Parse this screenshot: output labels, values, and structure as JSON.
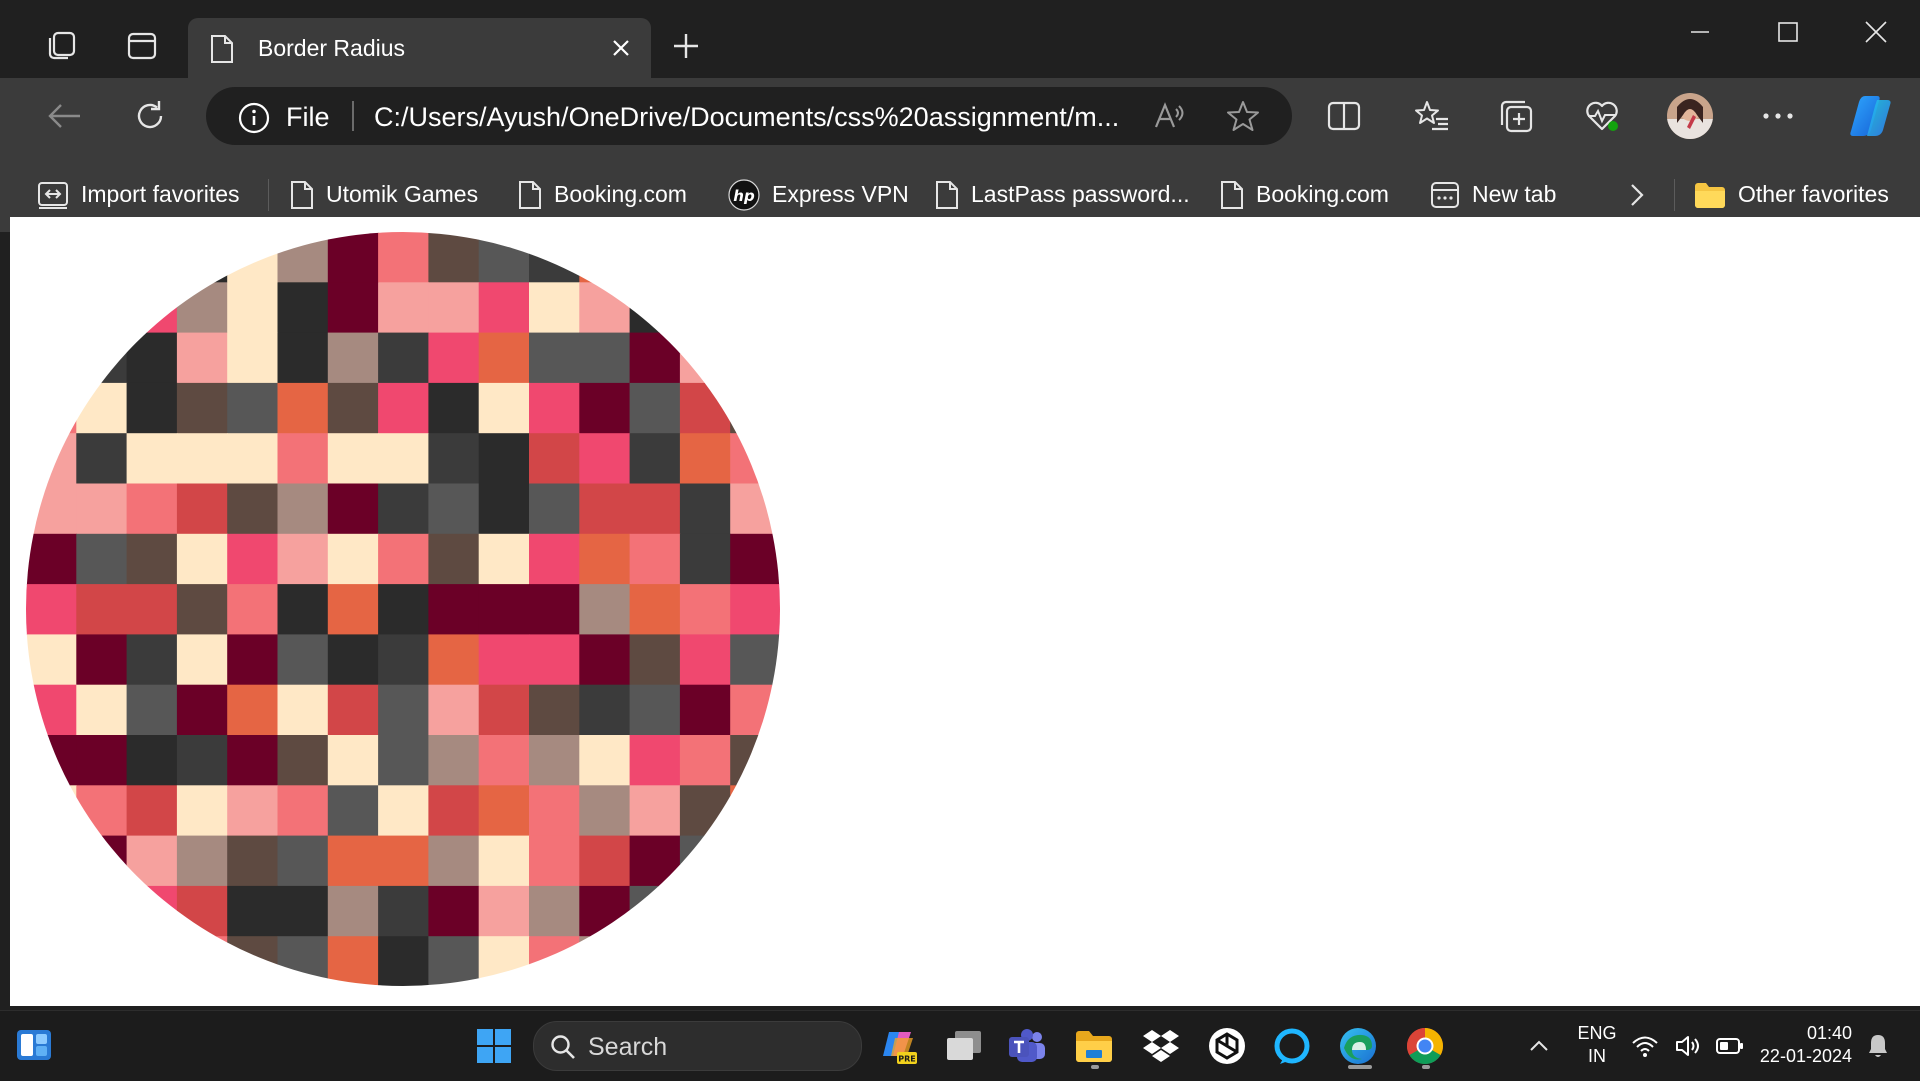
{
  "browser": {
    "tab": {
      "title": "Border Radius"
    },
    "address": {
      "scheme": "File",
      "url": "C:/Users/Ayush/OneDrive/Documents/css%20assignment/m..."
    },
    "favorites": [
      {
        "label": "Import favorites",
        "icon": "import-favorites-icon"
      },
      {
        "label": "Utomik Games",
        "icon": "page-icon"
      },
      {
        "label": "Booking.com",
        "icon": "page-icon"
      },
      {
        "label": "Express VPN",
        "icon": "hp-icon"
      },
      {
        "label": "LastPass password...",
        "icon": "page-icon"
      },
      {
        "label": "Booking.com",
        "icon": "page-icon"
      },
      {
        "label": "New tab",
        "icon": "new-tab-page-icon"
      }
    ],
    "other_favorites": "Other favorites"
  },
  "page": {
    "mosaic": {
      "shape": "circle",
      "palette": [
        "#6b0027",
        "#f0486f",
        "#2b2b2b",
        "#3b3b3b",
        "#575757",
        "#ffe8c6",
        "#a68a80",
        "#5e4a41",
        "#d24648",
        "#e56544",
        "#f37277",
        "#f6a19e"
      ]
    }
  },
  "taskbar": {
    "search_placeholder": "Search",
    "language": {
      "line1": "ENG",
      "line2": "IN"
    },
    "clock": {
      "time": "01:40",
      "date": "22-01-2024"
    }
  }
}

────────────────────────────────────────

* STATED GOAL: All of the entries need to be transcribed word for word; pictures are left out.

* ANSWER BELOW:
Parse this screenshot: output labels, values, and structure as JSON.
{
  "browser": {
    "tab": {
      "title": "Border Radius"
    },
    "address": {
      "scheme": "File",
      "url": "C:/Users/Ayush/OneDrive/Documents/css%20assignment/m..."
    },
    "favorites": [
      {
        "label": "Import favorites",
        "icon": "import-favorites-icon"
      },
      {
        "label": "Utomik Games",
        "icon": "page-icon"
      },
      {
        "label": "Booking.com",
        "icon": "page-icon"
      },
      {
        "label": "Express VPN",
        "icon": "hp-icon"
      },
      {
        "label": "LastPass password...",
        "icon": "page-icon"
      },
      {
        "label": "Booking.com",
        "icon": "page-icon"
      },
      {
        "label": "New tab",
        "icon": "new-tab-page-icon"
      }
    ],
    "other_favorites": "Other favorites"
  },
  "page": {
    "mosaic": {
      "shape": "circle",
      "palette": [
        "#6b0027",
        "#f0486f",
        "#2b2b2b",
        "#3b3b3b",
        "#575757",
        "#ffe8c6",
        "#a68a80",
        "#5e4a41",
        "#d24648",
        "#e56544",
        "#f37277",
        "#f6a19e"
      ]
    }
  },
  "taskbar": {
    "search_placeholder": "Search",
    "language": {
      "line1": "ENG",
      "line2": "IN"
    },
    "clock": {
      "time": "01:40",
      "date": "22-01-2024"
    }
  }
}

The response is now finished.